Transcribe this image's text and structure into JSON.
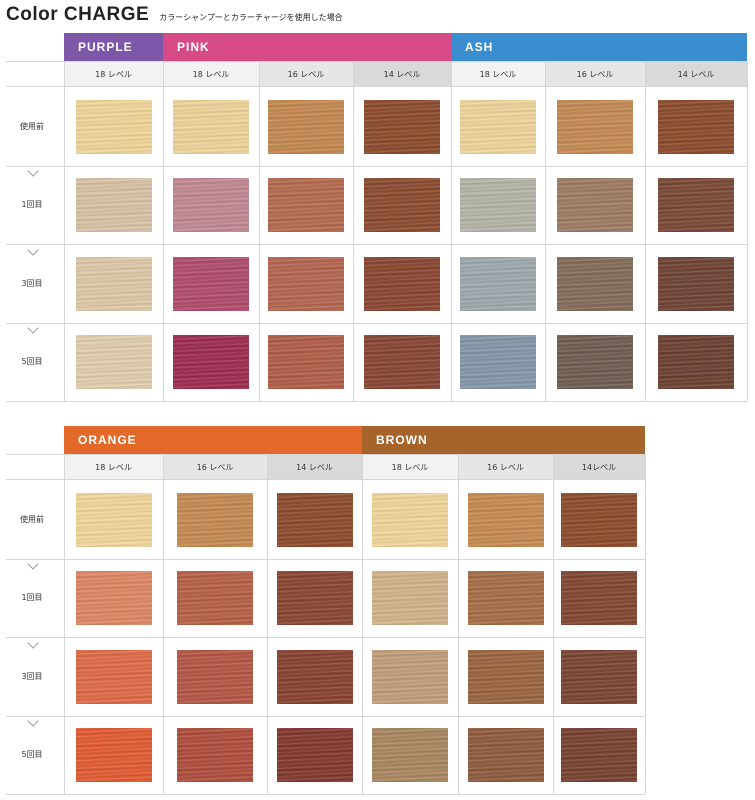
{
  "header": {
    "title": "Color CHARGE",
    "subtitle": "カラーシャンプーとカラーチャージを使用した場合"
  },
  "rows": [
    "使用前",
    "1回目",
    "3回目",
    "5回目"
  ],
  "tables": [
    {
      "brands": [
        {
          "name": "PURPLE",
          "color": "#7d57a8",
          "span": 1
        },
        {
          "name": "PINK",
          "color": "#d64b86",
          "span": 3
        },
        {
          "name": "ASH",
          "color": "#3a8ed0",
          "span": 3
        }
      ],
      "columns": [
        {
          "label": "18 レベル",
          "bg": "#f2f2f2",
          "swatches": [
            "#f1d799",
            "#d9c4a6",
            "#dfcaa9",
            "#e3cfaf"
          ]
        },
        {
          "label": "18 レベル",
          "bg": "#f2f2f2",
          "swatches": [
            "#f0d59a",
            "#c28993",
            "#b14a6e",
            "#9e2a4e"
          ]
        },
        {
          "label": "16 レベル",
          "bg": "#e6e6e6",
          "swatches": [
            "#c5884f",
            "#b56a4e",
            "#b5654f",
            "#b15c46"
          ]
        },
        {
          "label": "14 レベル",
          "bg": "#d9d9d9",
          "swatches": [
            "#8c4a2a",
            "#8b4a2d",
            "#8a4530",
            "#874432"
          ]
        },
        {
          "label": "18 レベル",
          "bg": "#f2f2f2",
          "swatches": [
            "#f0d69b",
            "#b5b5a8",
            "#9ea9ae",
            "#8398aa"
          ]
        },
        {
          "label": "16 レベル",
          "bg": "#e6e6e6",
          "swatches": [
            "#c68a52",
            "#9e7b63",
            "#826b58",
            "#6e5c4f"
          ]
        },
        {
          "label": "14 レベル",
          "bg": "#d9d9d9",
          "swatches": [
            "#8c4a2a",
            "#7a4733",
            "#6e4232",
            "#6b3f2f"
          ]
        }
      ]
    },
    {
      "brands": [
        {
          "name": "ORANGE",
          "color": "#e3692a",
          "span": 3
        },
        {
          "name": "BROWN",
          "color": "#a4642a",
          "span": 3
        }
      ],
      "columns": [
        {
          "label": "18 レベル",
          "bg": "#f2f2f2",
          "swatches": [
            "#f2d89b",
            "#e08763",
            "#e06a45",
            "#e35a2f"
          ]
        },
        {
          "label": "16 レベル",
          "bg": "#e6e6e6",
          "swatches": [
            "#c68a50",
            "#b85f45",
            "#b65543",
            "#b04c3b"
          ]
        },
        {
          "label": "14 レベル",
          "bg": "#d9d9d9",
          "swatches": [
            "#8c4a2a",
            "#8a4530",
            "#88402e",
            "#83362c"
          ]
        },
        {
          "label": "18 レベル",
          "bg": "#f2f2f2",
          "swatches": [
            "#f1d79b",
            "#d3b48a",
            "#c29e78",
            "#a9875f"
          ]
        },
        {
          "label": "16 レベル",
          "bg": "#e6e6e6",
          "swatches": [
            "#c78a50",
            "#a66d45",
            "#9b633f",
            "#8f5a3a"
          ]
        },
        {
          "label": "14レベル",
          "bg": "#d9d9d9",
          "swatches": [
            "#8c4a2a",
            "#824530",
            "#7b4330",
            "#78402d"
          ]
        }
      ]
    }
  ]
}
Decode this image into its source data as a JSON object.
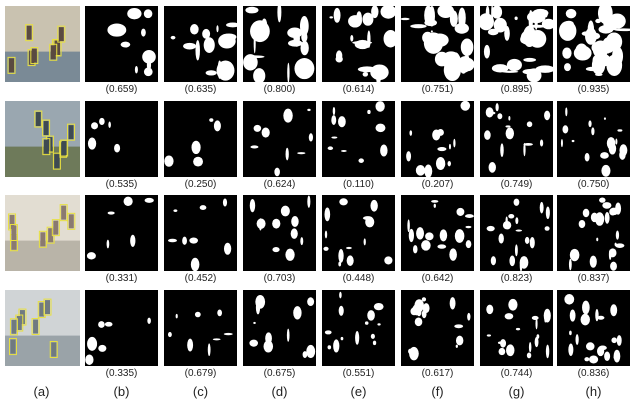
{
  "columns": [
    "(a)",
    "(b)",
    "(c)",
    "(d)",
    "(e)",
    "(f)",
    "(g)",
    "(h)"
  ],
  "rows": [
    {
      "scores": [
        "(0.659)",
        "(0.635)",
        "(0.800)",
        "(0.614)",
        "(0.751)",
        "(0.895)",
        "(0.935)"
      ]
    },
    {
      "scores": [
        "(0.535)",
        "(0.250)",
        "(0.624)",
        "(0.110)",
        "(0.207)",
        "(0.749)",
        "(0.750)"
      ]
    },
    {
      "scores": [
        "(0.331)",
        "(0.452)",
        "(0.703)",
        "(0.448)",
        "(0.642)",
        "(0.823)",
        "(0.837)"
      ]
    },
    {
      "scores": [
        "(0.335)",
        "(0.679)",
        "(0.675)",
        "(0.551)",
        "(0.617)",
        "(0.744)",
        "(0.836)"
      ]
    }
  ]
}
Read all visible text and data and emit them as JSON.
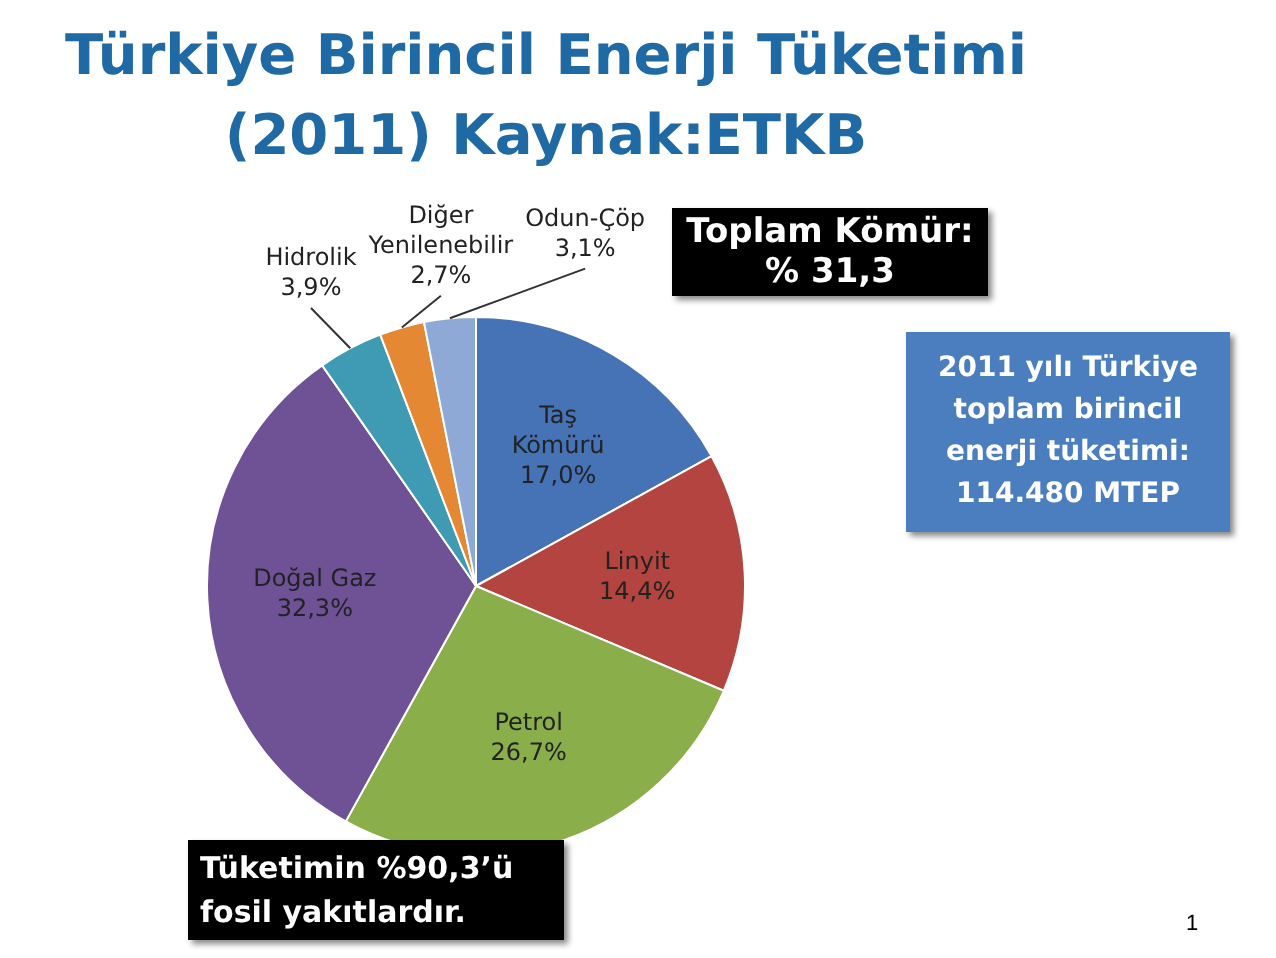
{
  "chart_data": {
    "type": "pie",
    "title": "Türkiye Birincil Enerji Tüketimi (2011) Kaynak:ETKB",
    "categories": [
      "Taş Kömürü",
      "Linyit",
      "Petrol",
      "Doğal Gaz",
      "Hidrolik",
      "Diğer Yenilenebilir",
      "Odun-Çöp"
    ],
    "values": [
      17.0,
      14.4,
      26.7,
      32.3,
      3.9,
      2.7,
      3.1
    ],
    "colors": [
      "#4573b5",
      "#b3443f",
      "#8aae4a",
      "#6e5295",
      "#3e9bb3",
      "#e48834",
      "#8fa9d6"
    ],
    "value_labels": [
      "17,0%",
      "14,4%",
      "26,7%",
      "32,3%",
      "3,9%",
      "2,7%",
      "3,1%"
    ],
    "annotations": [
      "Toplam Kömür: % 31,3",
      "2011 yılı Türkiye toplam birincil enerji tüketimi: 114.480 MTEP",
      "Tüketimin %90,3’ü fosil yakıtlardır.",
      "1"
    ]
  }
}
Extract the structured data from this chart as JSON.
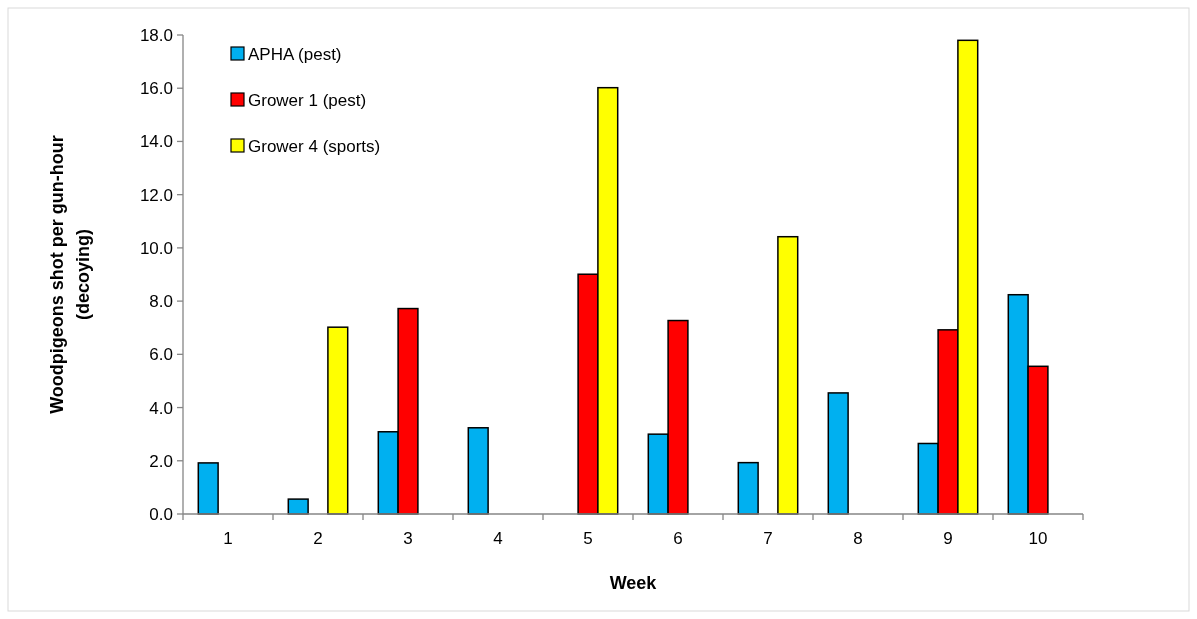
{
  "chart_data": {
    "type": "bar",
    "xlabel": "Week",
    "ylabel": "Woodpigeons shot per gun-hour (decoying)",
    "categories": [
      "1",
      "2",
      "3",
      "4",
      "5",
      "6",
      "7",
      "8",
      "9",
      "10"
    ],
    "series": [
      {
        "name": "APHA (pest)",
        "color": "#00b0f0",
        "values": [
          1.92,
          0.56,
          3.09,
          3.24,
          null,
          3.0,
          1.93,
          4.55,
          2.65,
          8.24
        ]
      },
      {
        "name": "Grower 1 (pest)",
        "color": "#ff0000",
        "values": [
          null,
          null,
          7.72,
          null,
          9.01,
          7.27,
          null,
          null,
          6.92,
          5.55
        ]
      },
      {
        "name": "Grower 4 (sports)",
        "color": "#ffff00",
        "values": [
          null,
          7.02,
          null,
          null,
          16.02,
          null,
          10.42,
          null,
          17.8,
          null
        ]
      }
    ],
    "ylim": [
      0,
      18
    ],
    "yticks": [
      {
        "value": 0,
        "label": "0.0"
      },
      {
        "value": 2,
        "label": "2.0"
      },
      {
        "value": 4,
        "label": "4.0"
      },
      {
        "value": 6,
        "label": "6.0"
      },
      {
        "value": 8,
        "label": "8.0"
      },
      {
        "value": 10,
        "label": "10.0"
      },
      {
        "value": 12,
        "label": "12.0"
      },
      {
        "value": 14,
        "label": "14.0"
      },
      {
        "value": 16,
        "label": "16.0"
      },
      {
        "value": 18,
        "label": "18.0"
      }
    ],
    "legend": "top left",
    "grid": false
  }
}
+-------+
TASK - Reproduce each record above by retyping it exactly; omit all images.

RESULT -
Transcribe this image's text and structure into JSON.
{
  "header": {
    "title": "Color CHARGE",
    "subtitle": "カラーシャンプーとカラーチャージを使用した場合"
  },
  "rows": [
    "使用前",
    "1回目",
    "3回目",
    "5回目"
  ],
  "tables": [
    {
      "brands": [
        {
          "name": "PURPLE",
          "color": "#7d57a8",
          "span": 1
        },
        {
          "name": "PINK",
          "color": "#d64b86",
          "span": 3
        },
        {
          "name": "ASH",
          "color": "#3a8ed0",
          "span": 3
        }
      ],
      "columns": [
        {
          "label": "18 レベル",
          "bg": "#f2f2f2",
          "swatches": [
            "#f1d799",
            "#d9c4a6",
            "#dfcaa9",
            "#e3cfaf"
          ]
        },
        {
          "label": "18 レベル",
          "bg": "#f2f2f2",
          "swatches": [
            "#f0d59a",
            "#c28993",
            "#b14a6e",
            "#9e2a4e"
          ]
        },
        {
          "label": "16 レベル",
          "bg": "#e6e6e6",
          "swatches": [
            "#c5884f",
            "#b56a4e",
            "#b5654f",
            "#b15c46"
          ]
        },
        {
          "label": "14 レベル",
          "bg": "#d9d9d9",
          "swatches": [
            "#8c4a2a",
            "#8b4a2d",
            "#8a4530",
            "#874432"
          ]
        },
        {
          "label": "18 レベル",
          "bg": "#f2f2f2",
          "swatches": [
            "#f0d69b",
            "#b5b5a8",
            "#9ea9ae",
            "#8398aa"
          ]
        },
        {
          "label": "16 レベル",
          "bg": "#e6e6e6",
          "swatches": [
            "#c68a52",
            "#9e7b63",
            "#826b58",
            "#6e5c4f"
          ]
        },
        {
          "label": "14 レベル",
          "bg": "#d9d9d9",
          "swatches": [
            "#8c4a2a",
            "#7a4733",
            "#6e4232",
            "#6b3f2f"
          ]
        }
      ]
    },
    {
      "brands": [
        {
          "name": "ORANGE",
          "color": "#e3692a",
          "span": 3
        },
        {
          "name": "BROWN",
          "color": "#a4642a",
          "span": 3
        }
      ],
      "columns": [
        {
          "label": "18 レベル",
          "bg": "#f2f2f2",
          "swatches": [
            "#f2d89b",
            "#e08763",
            "#e06a45",
            "#e35a2f"
          ]
        },
        {
          "label": "16 レベル",
          "bg": "#e6e6e6",
          "swatches": [
            "#c68a50",
            "#b85f45",
            "#b65543",
            "#b04c3b"
          ]
        },
        {
          "label": "14 レベル",
          "bg": "#d9d9d9",
          "swatches": [
            "#8c4a2a",
            "#8a4530",
            "#88402e",
            "#83362c"
          ]
        },
        {
          "label": "18 レベル",
          "bg": "#f2f2f2",
          "swatches": [
            "#f1d79b",
            "#d3b48a",
            "#c29e78",
            "#a9875f"
          ]
        },
        {
          "label": "16 レベル",
          "bg": "#e6e6e6",
          "swatches": [
            "#c78a50",
            "#a66d45",
            "#9b633f",
            "#8f5a3a"
          ]
        },
        {
          "label": "14レベル",
          "bg": "#d9d9d9",
          "swatches": [
            "#8c4a2a",
            "#824530",
            "#7b4330",
            "#78402d"
          ]
        }
      ]
    }
  ]
}
Decode this image into its source data as a JSON object.
{
  "columns": [
    "(a)",
    "(b)",
    "(c)",
    "(d)",
    "(e)",
    "(f)",
    "(g)",
    "(h)"
  ],
  "rows": [
    {
      "scores": [
        "(0.659)",
        "(0.635)",
        "(0.800)",
        "(0.614)",
        "(0.751)",
        "(0.895)",
        "(0.935)"
      ]
    },
    {
      "scores": [
        "(0.535)",
        "(0.250)",
        "(0.624)",
        "(0.110)",
        "(0.207)",
        "(0.749)",
        "(0.750)"
      ]
    },
    {
      "scores": [
        "(0.331)",
        "(0.452)",
        "(0.703)",
        "(0.448)",
        "(0.642)",
        "(0.823)",
        "(0.837)"
      ]
    },
    {
      "scores": [
        "(0.335)",
        "(0.679)",
        "(0.675)",
        "(0.551)",
        "(0.617)",
        "(0.744)",
        "(0.836)"
      ]
    }
  ]
}
Read all visible text and data and emit them as JSON.
{
  "chart_data": {
    "type": "pie",
    "title": "Türkiye Birincil Enerji Tüketimi (2011) Kaynak:ETKB",
    "categories": [
      "Taş Kömürü",
      "Linyit",
      "Petrol",
      "Doğal Gaz",
      "Hidrolik",
      "Diğer Yenilenebilir",
      "Odun-Çöp"
    ],
    "values": [
      17.0,
      14.4,
      26.7,
      32.3,
      3.9,
      2.7,
      3.1
    ],
    "colors": [
      "#4573b5",
      "#b3443f",
      "#8aae4a",
      "#6e5295",
      "#3e9bb3",
      "#e48834",
      "#8fa9d6"
    ],
    "value_labels": [
      "17,0%",
      "14,4%",
      "26,7%",
      "32,3%",
      "3,9%",
      "2,7%",
      "3,1%"
    ],
    "annotations": [
      "Toplam Kömür: % 31,3",
      "2011 yılı Türkiye toplam birincil enerji tüketimi: 114.480 MTEP",
      "Tüketimin %90,3’ü fosil yakıtlardır.",
      "1"
    ]
  }
}
Extract the structured data from this chart as JSON.
{
  "chart_data": {
    "type": "bar",
    "xlabel": "Week",
    "ylabel": "Woodpigeons shot per gun-hour (decoying)",
    "categories": [
      "1",
      "2",
      "3",
      "4",
      "5",
      "6",
      "7",
      "8",
      "9",
      "10"
    ],
    "series": [
      {
        "name": "APHA (pest)",
        "color": "#00b0f0",
        "values": [
          1.92,
          0.56,
          3.09,
          3.24,
          null,
          3.0,
          1.93,
          4.55,
          2.65,
          8.24
        ]
      },
      {
        "name": "Grower 1 (pest)",
        "color": "#ff0000",
        "values": [
          null,
          null,
          7.72,
          null,
          9.01,
          7.27,
          null,
          null,
          6.92,
          5.55
        ]
      },
      {
        "name": "Grower 4 (sports)",
        "color": "#ffff00",
        "values": [
          null,
          7.02,
          null,
          null,
          16.02,
          null,
          10.42,
          null,
          17.8,
          null
        ]
      }
    ],
    "ylim": [
      0,
      18
    ],
    "yticks": [
      {
        "value": 0,
        "label": "0.0"
      },
      {
        "value": 2,
        "label": "2.0"
      },
      {
        "value": 4,
        "label": "4.0"
      },
      {
        "value": 6,
        "label": "6.0"
      },
      {
        "value": 8,
        "label": "8.0"
      },
      {
        "value": 10,
        "label": "10.0"
      },
      {
        "value": 12,
        "label": "12.0"
      },
      {
        "value": 14,
        "label": "14.0"
      },
      {
        "value": 16,
        "label": "16.0"
      },
      {
        "value": 18,
        "label": "18.0"
      }
    ],
    "legend": "top left",
    "grid": false
  }
}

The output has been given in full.